_Short problem:_
Present each line of the entries below that holds the word "TradeWave".

______

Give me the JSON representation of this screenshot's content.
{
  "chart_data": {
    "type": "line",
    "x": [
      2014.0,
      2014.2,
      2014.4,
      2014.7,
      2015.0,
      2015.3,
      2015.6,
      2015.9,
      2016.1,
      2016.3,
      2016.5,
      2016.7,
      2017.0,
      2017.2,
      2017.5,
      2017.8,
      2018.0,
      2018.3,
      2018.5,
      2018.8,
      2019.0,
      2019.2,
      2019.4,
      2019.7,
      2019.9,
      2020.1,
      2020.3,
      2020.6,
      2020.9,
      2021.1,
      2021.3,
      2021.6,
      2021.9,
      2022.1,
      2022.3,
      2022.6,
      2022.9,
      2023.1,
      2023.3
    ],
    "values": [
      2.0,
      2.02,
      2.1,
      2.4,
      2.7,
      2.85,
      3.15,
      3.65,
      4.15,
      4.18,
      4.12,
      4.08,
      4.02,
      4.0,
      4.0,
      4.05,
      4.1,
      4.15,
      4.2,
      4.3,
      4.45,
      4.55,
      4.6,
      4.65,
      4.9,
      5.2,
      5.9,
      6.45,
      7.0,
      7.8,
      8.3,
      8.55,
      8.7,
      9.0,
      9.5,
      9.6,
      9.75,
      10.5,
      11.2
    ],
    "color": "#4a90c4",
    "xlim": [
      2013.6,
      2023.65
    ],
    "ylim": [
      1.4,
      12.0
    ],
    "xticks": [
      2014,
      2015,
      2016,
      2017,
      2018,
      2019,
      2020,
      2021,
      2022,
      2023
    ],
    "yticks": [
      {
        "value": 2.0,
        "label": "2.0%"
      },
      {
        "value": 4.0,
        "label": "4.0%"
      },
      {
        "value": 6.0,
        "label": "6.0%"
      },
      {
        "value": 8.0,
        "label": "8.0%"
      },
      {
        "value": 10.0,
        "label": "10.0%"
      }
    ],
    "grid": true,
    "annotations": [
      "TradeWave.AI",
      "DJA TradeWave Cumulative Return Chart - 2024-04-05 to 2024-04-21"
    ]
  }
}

______

_Output:_
      "TradeWave.AI",
      "DJA TradeWave Cumulative Return Chart - 2024-04-05 to 2024-04-21"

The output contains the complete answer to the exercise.